Aim - Copy the listing below in full and skip every picture.

[START Supplied material]

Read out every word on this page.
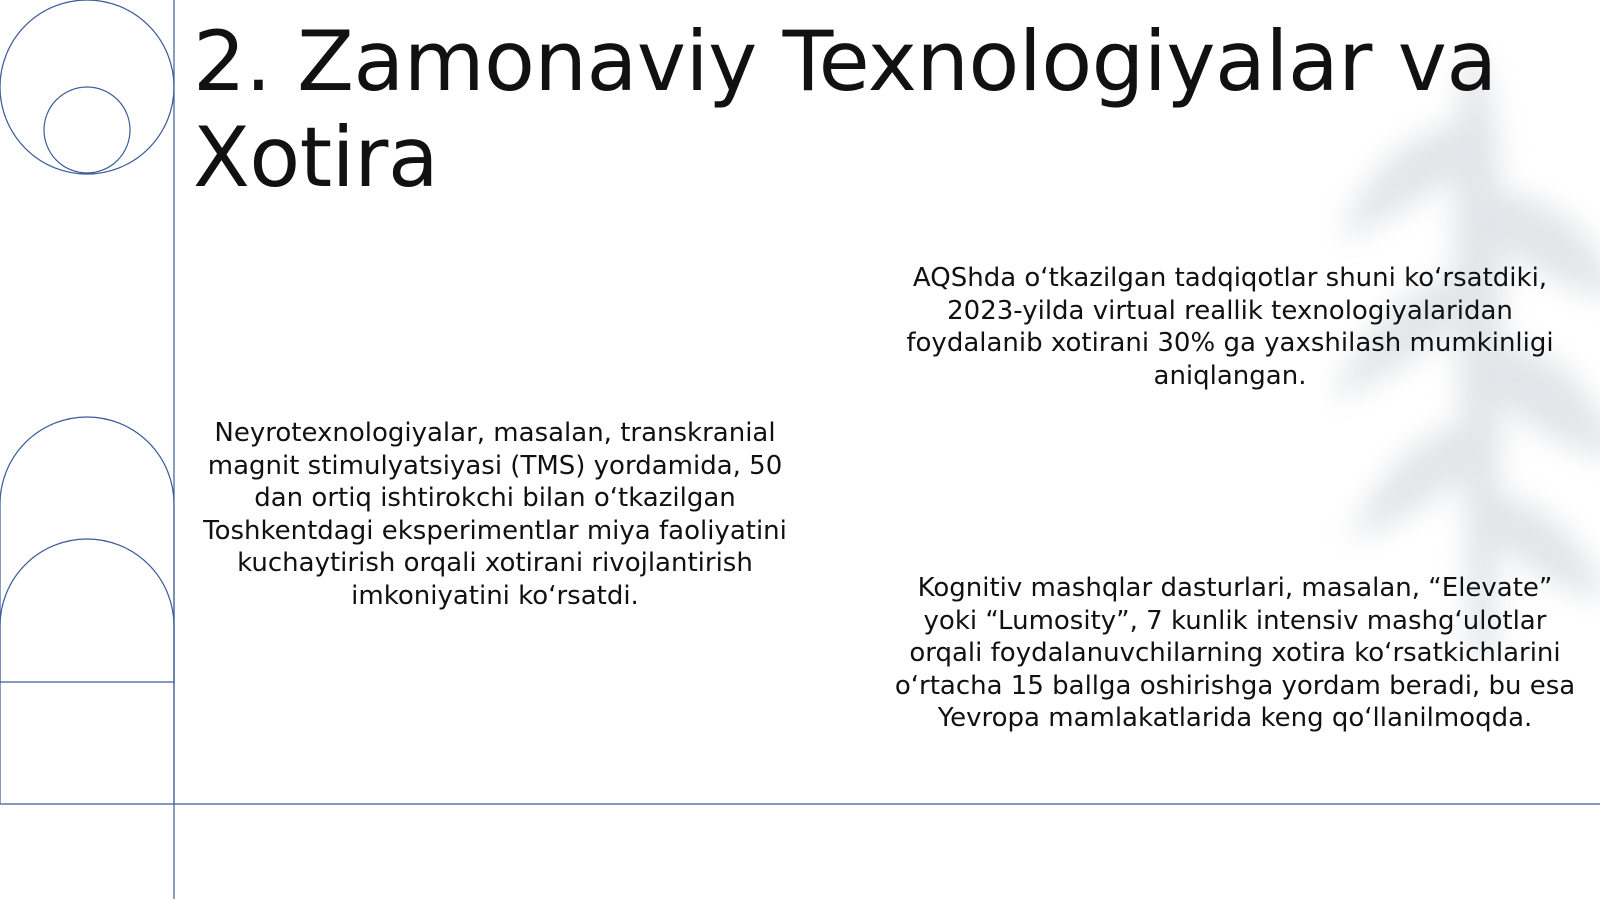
2. Zamonaviy Texnologiyalar va Xotira

Neyrotexnologiyalar, masalan, transkranial magnit stimulyatsiyasi (TMS) yordamida, 50 dan ortiq ishtirokchi bilan o‘tkazilgan Toshkentdagi eksperimentlar miya faoliyatini kuchaytirish orqali xotirani rivojlantirish imkoniyatini ko‘rsatdi.

AQShda o‘tkazilgan tadqiqotlar shuni ko‘rsatdiki, 2023-yilda virtual reallik texnologiyalaridan foydalanib xotirani 30% ga yaxshilash mumkinligi aniqlangan.

Kognitiv mashqlar dasturlari, masalan, “Elevate” yoki “Lumosity”, 7 kunlik intensiv mashg‘ulotlar orqali foydalanuvchilarning xotira ko‘rsatkichlarini o‘rtacha 15 ballga oshirishga yordam beradi, bu esa Yevropa mamlakatlarida keng qo‘llanilmoqda.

[END Supplied material]

Result of the task -
Read out every word on this page.
2. Zamonaviy Texnologiyalar va Xotira

Neyrotexnologiyalar, masalan, transkranial magnit stimulyatsiyasi (TMS) yordamida, 50 dan ortiq ishtirokchi bilan o‘tkazilgan Toshkentdagi eksperimentlar miya faoliyatini kuchaytirish orqali xotirani rivojlantirish imkoniyatini ko‘rsatdi.

AQShda o‘tkazilgan tadqiqotlar shuni ko‘rsatdiki, 2023-yilda virtual reallik texnologiyalaridan foydalanib xotirani 30% ga yaxshilash mumkinligi aniqlangan.

Kognitiv mashqlar dasturlari, masalan, “Elevate” yoki “Lumosity”, 7 kunlik intensiv mashg‘ulotlar orqali foydalanuvchilarning xotira ko‘rsatkichlarini o‘rtacha 15 ballga oshirishga yordam beradi, bu esa Yevropa mamlakatlarida keng qo‘llanilmoqda.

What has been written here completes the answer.